**Task details:** Pick out the lines containing "text".

* Start Given data *

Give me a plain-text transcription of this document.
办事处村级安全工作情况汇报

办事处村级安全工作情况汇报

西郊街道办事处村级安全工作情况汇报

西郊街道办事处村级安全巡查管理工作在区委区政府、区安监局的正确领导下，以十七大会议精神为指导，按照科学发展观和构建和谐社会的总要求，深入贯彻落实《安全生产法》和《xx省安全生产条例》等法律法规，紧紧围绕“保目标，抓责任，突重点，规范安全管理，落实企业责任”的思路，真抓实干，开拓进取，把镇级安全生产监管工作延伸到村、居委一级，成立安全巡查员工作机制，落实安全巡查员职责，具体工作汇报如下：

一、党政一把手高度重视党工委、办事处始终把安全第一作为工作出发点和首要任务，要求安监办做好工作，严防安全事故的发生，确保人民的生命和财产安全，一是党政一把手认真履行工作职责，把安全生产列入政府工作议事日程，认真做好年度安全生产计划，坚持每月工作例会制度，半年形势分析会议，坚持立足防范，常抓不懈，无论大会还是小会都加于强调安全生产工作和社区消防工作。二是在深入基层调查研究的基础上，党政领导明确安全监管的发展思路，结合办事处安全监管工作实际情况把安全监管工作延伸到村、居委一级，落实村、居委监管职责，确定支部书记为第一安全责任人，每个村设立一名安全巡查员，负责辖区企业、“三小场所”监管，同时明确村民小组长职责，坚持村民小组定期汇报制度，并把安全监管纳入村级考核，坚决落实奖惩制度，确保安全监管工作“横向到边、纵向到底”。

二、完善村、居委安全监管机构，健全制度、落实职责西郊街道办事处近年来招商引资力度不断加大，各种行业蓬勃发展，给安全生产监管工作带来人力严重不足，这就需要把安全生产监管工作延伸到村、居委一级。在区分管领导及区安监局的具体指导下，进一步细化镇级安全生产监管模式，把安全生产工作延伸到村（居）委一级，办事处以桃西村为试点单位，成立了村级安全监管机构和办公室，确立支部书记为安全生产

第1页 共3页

* End Given data *
* Start Given data *

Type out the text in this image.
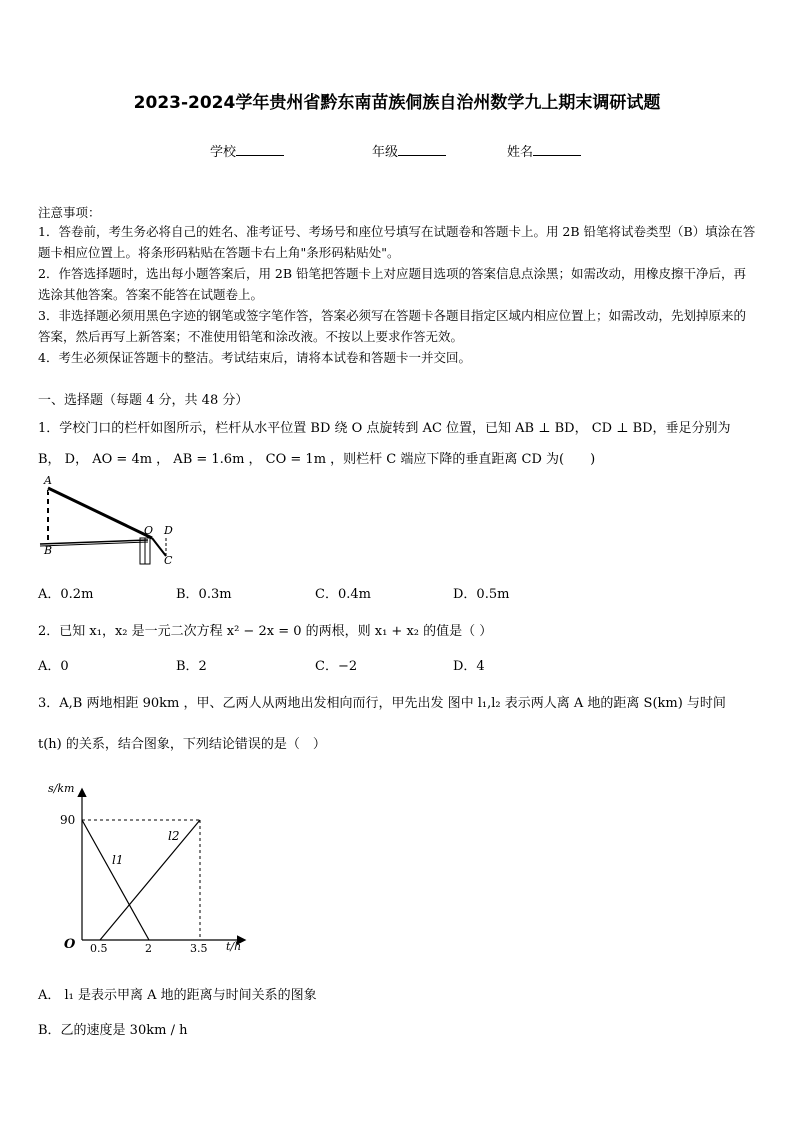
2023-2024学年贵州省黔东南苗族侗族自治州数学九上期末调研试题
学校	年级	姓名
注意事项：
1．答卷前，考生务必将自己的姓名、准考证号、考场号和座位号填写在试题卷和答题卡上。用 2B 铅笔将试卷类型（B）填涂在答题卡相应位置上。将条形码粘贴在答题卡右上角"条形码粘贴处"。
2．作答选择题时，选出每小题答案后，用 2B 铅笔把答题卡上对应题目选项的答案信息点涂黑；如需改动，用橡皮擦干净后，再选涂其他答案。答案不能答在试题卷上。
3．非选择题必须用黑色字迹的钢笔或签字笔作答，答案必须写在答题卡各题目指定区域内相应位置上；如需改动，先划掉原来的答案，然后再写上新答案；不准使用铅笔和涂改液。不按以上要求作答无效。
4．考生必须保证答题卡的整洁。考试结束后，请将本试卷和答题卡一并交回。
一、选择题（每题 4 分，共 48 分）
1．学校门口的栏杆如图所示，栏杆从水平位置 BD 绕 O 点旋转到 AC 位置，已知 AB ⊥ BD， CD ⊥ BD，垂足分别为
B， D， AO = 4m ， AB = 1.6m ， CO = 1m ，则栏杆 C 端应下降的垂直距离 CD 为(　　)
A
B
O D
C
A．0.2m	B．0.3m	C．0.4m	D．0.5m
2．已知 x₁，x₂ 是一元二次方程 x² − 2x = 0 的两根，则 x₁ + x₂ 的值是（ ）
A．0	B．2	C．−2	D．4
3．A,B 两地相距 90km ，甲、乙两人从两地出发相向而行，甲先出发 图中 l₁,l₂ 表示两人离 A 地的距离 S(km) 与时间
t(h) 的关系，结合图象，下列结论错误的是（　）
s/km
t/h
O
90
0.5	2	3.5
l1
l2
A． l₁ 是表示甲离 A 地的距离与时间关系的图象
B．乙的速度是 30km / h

* End Given data *

**Right answer:**
Give me a plain-text transcription of this document.
Type out the text in this image.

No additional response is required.